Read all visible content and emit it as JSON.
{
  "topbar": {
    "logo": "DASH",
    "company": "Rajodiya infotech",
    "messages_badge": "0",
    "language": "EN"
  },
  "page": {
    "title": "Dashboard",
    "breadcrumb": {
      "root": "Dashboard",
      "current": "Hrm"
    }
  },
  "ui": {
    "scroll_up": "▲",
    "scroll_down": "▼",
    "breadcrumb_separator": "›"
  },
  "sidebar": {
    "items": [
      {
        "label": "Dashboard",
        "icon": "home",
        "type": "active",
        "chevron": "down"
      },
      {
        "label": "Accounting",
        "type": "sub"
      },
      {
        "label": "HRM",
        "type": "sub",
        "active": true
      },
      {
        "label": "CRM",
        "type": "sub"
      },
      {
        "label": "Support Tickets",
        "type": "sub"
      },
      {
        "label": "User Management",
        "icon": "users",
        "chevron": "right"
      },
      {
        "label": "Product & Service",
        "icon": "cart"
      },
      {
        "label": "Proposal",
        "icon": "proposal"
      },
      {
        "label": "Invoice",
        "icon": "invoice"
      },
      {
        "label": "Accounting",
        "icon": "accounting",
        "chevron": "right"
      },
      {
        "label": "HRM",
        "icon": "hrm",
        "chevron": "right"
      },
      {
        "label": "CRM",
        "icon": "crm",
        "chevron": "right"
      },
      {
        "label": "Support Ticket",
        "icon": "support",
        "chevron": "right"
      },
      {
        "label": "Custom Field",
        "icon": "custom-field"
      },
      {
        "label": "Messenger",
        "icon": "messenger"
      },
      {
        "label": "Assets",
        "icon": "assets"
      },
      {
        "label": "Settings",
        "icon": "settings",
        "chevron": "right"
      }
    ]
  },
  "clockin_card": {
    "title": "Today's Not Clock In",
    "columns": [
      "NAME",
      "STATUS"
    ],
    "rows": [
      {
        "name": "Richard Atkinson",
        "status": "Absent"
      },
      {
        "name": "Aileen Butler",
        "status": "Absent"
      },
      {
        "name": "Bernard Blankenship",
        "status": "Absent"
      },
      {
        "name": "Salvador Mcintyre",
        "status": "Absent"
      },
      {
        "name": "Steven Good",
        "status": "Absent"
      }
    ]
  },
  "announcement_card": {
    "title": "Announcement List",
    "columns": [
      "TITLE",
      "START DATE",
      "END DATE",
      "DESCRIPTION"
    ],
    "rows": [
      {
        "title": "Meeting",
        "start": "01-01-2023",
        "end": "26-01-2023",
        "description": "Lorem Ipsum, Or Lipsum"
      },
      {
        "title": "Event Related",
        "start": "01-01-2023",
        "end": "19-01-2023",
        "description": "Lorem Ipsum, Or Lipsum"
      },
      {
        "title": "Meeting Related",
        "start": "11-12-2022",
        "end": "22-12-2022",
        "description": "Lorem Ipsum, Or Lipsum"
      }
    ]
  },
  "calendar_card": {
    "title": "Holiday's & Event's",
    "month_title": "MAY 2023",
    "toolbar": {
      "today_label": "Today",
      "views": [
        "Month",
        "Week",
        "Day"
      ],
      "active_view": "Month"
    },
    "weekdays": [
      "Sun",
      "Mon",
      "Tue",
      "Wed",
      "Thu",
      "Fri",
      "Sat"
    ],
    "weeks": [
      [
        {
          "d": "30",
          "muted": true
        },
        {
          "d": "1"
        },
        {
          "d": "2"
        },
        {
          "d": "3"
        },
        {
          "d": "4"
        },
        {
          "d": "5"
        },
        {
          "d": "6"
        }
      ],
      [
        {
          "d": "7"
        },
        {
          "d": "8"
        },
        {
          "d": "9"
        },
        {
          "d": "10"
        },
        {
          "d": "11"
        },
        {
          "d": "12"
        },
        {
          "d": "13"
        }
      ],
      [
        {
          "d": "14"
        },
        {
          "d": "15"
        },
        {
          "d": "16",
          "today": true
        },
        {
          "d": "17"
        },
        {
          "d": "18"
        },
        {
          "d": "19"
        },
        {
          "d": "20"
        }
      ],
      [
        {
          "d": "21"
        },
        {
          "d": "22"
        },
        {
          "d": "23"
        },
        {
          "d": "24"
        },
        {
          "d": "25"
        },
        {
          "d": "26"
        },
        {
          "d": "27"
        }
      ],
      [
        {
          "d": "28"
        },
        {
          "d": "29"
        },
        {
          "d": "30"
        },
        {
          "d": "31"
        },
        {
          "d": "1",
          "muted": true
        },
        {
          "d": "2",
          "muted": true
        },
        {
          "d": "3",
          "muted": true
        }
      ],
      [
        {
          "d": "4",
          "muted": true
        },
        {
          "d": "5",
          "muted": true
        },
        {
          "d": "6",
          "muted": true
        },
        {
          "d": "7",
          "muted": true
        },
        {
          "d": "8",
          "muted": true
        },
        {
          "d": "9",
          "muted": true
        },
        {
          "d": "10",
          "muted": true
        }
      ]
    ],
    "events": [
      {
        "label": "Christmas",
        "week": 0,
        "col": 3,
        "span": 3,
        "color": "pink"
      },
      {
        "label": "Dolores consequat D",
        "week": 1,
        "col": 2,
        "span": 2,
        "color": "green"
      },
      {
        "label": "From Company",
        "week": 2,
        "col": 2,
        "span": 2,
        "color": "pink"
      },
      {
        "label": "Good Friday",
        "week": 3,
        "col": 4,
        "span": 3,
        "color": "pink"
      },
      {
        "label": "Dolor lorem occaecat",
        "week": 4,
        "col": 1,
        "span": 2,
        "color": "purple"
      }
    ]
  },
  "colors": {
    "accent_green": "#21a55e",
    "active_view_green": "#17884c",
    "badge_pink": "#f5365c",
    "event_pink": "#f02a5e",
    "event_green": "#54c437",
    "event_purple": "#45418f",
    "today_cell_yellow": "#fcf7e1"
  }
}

• [STATED PROBLEM] Set down each entry again, unchanged.

• [IN RESPONSE]
Read all visible content and emit it as JSON.
{
  "topbar": {
    "logo": "DASH",
    "company": "Rajodiya infotech",
    "messages_badge": "0",
    "language": "EN"
  },
  "page": {
    "title": "Dashboard",
    "breadcrumb": {
      "root": "Dashboard",
      "current": "Hrm"
    }
  },
  "ui": {
    "scroll_up": "▲",
    "scroll_down": "▼",
    "breadcrumb_separator": "›"
  },
  "sidebar": {
    "items": [
      {
        "label": "Dashboard",
        "icon": "home",
        "type": "active",
        "chevron": "down"
      },
      {
        "label": "Accounting",
        "type": "sub"
      },
      {
        "label": "HRM",
        "type": "sub",
        "active": true
      },
      {
        "label": "CRM",
        "type": "sub"
      },
      {
        "label": "Support Tickets",
        "type": "sub"
      },
      {
        "label": "User Management",
        "icon": "users",
        "chevron": "right"
      },
      {
        "label": "Product & Service",
        "icon": "cart"
      },
      {
        "label": "Proposal",
        "icon": "proposal"
      },
      {
        "label": "Invoice",
        "icon": "invoice"
      },
      {
        "label": "Accounting",
        "icon": "accounting",
        "chevron": "right"
      },
      {
        "label": "HRM",
        "icon": "hrm",
        "chevron": "right"
      },
      {
        "label": "CRM",
        "icon": "crm",
        "chevron": "right"
      },
      {
        "label": "Support Ticket",
        "icon": "support",
        "chevron": "right"
      },
      {
        "label": "Custom Field",
        "icon": "custom-field"
      },
      {
        "label": "Messenger",
        "icon": "messenger"
      },
      {
        "label": "Assets",
        "icon": "assets"
      },
      {
        "label": "Settings",
        "icon": "settings",
        "chevron": "right"
      }
    ]
  },
  "clockin_card": {
    "title": "Today's Not Clock In",
    "columns": [
      "NAME",
      "STATUS"
    ],
    "rows": [
      {
        "name": "Richard Atkinson",
        "status": "Absent"
      },
      {
        "name": "Aileen Butler",
        "status": "Absent"
      },
      {
        "name": "Bernard Blankenship",
        "status": "Absent"
      },
      {
        "name": "Salvador Mcintyre",
        "status": "Absent"
      },
      {
        "name": "Steven Good",
        "status": "Absent"
      }
    ]
  },
  "announcement_card": {
    "title": "Announcement List",
    "columns": [
      "TITLE",
      "START DATE",
      "END DATE",
      "DESCRIPTION"
    ],
    "rows": [
      {
        "title": "Meeting",
        "start": "01-01-2023",
        "end": "26-01-2023",
        "description": "Lorem Ipsum, Or Lipsum"
      },
      {
        "title": "Event Related",
        "start": "01-01-2023",
        "end": "19-01-2023",
        "description": "Lorem Ipsum, Or Lipsum"
      },
      {
        "title": "Meeting Related",
        "start": "11-12-2022",
        "end": "22-12-2022",
        "description": "Lorem Ipsum, Or Lipsum"
      }
    ]
  },
  "calendar_card": {
    "title": "Holiday's & Event's",
    "month_title": "MAY 2023",
    "toolbar": {
      "today_label": "Today",
      "views": [
        "Month",
        "Week",
        "Day"
      ],
      "active_view": "Month"
    },
    "weekdays": [
      "Sun",
      "Mon",
      "Tue",
      "Wed",
      "Thu",
      "Fri",
      "Sat"
    ],
    "weeks": [
      [
        {
          "d": "30",
          "muted": true
        },
        {
          "d": "1"
        },
        {
          "d": "2"
        },
        {
          "d": "3"
        },
        {
          "d": "4"
        },
        {
          "d": "5"
        },
        {
          "d": "6"
        }
      ],
      [
        {
          "d": "7"
        },
        {
          "d": "8"
        },
        {
          "d": "9"
        },
        {
          "d": "10"
        },
        {
          "d": "11"
        },
        {
          "d": "12"
        },
        {
          "d": "13"
        }
      ],
      [
        {
          "d": "14"
        },
        {
          "d": "15"
        },
        {
          "d": "16",
          "today": true
        },
        {
          "d": "17"
        },
        {
          "d": "18"
        },
        {
          "d": "19"
        },
        {
          "d": "20"
        }
      ],
      [
        {
          "d": "21"
        },
        {
          "d": "22"
        },
        {
          "d": "23"
        },
        {
          "d": "24"
        },
        {
          "d": "25"
        },
        {
          "d": "26"
        },
        {
          "d": "27"
        }
      ],
      [
        {
          "d": "28"
        },
        {
          "d": "29"
        },
        {
          "d": "30"
        },
        {
          "d": "31"
        },
        {
          "d": "1",
          "muted": true
        },
        {
          "d": "2",
          "muted": true
        },
        {
          "d": "3",
          "muted": true
        }
      ],
      [
        {
          "d": "4",
          "muted": true
        },
        {
          "d": "5",
          "muted": true
        },
        {
          "d": "6",
          "muted": true
        },
        {
          "d": "7",
          "muted": true
        },
        {
          "d": "8",
          "muted": true
        },
        {
          "d": "9",
          "muted": true
        },
        {
          "d": "10",
          "muted": true
        }
      ]
    ],
    "events": [
      {
        "label": "Christmas",
        "week": 0,
        "col": 3,
        "span": 3,
        "color": "pink"
      },
      {
        "label": "Dolores consequat D",
        "week": 1,
        "col": 2,
        "span": 2,
        "color": "green"
      },
      {
        "label": "From Company",
        "week": 2,
        "col": 2,
        "span": 2,
        "color": "pink"
      },
      {
        "label": "Good Friday",
        "week": 3,
        "col": 4,
        "span": 3,
        "color": "pink"
      },
      {
        "label": "Dolor lorem occaecat",
        "week": 4,
        "col": 1,
        "span": 2,
        "color": "purple"
      }
    ]
  },
  "colors": {
    "accent_green": "#21a55e",
    "active_view_green": "#17884c",
    "badge_pink": "#f5365c",
    "event_pink": "#f02a5e",
    "event_green": "#54c437",
    "event_purple": "#45418f",
    "today_cell_yellow": "#fcf7e1"
  }
}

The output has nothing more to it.